## Problem requirements
List every national cricket team named in the cricket report.

## Passage provided
┄┄┄┄┄┄┄┄┄┄
The team's hopes, according to The Citizen newspaper, are "hanging by a thread" following Sunday's nine-wicket defeat by New Zealand at the Wanderers.
"The hosts' performance was a far cry from what is expected from a team tipped as one of the tournament's favourites," it added.
South Africa have now lost two of their three Group B games. Crucially, those two defeats came against close rivals West Indies and the New Zealanders, whose victory was clinched by captain Stephen Fleming's fine 134 not out.
To qualify, the home side now have to beat group leaders Sri Lanka -- they have eight points and two wins out of two -- and hope West Indies do the same. Rain ruining their opponents' matches is the only other hope.
In effect, Pollock's men could be on their way out of the tournament as early as February 28, more than three weeks before the final, if Sri Lanka see off the West Indies in Cape Town.
That would reduce South Africa's game against the Sri Lankans on March 3 in Durban to little more than a wake.
"Polly's men staring down the barrel," was how Business Day referred to Pollock's side on its front page.
It pointed the finger at "a staggering display of short-pitched and misdirected bowling" by the hosts' bowlers, adding: "It all went horribly pear-shaped."
┄┄┄┄┄┄┄┄┄┄
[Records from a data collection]
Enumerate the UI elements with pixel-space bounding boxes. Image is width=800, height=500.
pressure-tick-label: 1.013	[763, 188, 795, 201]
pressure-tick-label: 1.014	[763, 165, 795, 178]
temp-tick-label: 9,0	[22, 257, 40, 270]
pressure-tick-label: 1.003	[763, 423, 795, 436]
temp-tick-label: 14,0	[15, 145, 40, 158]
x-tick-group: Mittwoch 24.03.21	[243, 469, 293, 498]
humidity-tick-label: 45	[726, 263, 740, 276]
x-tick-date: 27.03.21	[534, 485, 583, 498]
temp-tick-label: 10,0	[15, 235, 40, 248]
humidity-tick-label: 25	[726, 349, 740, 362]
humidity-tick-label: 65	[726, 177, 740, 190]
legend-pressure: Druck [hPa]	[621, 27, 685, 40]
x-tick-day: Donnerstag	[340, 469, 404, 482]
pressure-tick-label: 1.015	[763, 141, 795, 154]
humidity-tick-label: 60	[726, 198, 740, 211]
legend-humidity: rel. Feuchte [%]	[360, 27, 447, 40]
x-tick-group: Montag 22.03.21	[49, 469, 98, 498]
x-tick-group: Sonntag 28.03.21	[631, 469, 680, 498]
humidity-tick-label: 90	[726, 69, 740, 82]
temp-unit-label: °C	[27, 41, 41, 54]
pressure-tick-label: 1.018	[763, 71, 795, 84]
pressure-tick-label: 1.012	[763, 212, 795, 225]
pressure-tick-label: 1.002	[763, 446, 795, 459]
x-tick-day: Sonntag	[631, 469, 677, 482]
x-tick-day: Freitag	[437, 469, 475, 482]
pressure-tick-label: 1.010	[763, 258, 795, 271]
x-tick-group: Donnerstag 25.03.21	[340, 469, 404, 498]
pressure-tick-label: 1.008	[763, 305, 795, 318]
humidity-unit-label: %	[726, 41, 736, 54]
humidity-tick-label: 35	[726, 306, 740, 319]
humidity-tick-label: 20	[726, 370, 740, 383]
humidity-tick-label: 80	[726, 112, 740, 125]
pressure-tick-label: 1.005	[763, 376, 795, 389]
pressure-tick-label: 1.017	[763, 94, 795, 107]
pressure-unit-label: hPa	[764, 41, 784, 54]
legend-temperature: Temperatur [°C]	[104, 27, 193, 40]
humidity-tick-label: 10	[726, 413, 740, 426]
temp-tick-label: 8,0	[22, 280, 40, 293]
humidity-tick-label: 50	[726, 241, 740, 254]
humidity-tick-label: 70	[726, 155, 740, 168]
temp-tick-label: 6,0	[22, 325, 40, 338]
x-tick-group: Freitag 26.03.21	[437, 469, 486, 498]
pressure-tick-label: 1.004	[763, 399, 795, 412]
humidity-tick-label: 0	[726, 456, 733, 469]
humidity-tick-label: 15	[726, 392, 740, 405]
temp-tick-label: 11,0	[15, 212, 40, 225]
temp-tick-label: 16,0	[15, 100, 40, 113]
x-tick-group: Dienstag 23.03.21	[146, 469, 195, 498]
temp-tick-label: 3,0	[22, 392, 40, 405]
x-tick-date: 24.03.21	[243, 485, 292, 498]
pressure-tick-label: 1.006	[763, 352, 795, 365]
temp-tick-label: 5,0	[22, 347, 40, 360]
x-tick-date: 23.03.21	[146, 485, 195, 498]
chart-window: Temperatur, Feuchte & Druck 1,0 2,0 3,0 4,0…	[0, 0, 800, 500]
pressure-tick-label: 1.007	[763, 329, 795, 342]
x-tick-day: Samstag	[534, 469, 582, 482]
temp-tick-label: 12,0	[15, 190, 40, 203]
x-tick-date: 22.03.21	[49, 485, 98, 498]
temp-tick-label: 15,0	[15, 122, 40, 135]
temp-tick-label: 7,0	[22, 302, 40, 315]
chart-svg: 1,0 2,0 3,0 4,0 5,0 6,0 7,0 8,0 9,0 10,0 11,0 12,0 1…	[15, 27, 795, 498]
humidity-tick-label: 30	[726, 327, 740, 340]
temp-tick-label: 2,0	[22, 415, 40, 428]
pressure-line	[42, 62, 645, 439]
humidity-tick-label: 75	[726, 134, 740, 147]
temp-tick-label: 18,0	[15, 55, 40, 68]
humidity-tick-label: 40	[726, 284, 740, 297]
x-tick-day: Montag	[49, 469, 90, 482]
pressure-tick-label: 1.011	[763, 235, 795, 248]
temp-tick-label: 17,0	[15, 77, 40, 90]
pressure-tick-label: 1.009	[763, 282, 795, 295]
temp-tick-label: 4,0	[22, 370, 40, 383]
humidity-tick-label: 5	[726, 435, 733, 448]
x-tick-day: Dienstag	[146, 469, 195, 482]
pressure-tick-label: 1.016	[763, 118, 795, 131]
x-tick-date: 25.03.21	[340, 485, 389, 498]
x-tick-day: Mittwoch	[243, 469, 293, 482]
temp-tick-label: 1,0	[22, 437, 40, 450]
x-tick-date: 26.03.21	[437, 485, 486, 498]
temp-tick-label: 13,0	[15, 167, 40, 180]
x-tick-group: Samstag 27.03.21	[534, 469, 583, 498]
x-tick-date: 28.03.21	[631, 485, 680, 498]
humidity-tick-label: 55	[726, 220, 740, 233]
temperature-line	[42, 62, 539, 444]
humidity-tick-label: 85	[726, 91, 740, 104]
┄┄┄┄┄┄┄┄┄┄
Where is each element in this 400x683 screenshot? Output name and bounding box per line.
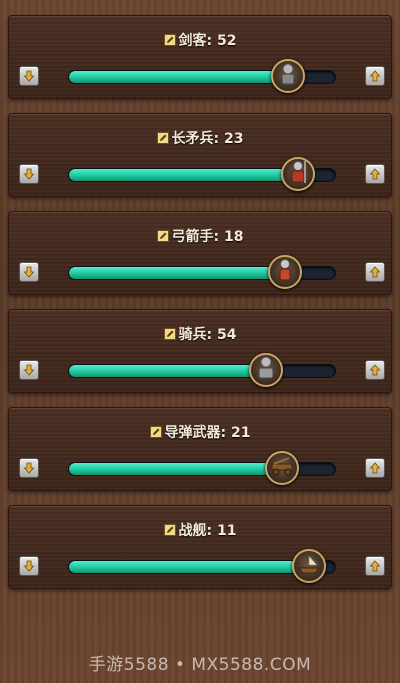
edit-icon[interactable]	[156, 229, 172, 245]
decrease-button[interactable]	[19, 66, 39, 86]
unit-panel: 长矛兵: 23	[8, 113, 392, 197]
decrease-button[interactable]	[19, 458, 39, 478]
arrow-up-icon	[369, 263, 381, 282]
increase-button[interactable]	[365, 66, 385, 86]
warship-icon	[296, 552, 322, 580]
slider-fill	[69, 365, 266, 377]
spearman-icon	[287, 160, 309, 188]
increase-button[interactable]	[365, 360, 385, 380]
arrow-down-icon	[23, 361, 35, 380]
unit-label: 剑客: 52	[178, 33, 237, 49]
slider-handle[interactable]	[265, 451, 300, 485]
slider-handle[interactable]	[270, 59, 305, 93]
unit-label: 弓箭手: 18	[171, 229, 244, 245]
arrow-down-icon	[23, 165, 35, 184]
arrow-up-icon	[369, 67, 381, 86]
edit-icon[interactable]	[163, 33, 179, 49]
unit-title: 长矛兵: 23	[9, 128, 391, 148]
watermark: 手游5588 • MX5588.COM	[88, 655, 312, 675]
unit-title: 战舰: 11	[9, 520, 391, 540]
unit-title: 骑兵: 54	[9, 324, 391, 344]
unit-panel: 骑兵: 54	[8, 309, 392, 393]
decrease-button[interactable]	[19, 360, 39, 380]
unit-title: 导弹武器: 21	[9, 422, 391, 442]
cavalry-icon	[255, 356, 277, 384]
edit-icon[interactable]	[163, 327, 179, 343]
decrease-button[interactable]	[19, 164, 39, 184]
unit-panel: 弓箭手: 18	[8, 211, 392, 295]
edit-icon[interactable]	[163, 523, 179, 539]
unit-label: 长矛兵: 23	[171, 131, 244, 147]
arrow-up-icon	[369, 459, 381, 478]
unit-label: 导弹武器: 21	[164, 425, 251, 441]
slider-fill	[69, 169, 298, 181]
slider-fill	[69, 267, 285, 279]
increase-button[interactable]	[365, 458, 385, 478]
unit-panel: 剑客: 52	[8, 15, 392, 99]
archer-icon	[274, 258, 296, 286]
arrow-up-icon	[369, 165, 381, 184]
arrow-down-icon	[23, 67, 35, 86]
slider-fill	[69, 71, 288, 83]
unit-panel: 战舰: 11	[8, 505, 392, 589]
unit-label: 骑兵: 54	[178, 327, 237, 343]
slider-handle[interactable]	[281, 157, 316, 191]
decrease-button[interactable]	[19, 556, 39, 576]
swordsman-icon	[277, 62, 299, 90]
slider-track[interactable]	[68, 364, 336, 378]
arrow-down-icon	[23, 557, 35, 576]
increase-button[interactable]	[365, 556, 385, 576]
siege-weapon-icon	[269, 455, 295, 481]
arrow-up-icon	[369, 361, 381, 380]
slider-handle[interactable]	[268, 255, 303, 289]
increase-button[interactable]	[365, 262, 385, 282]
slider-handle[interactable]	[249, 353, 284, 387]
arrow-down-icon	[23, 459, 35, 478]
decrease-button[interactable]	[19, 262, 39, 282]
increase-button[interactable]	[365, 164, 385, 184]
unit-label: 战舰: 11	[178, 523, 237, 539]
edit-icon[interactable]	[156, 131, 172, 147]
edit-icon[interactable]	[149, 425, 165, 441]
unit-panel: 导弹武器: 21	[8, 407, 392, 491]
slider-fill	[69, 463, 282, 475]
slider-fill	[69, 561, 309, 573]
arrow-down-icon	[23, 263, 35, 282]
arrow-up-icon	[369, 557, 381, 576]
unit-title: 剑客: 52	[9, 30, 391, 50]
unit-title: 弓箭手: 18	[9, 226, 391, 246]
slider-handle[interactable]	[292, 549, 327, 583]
┄┄┄┄┄┄┄┄┄┄
## Result of the exercise
South Africa, New Zealand, West Indies, Sri Lanka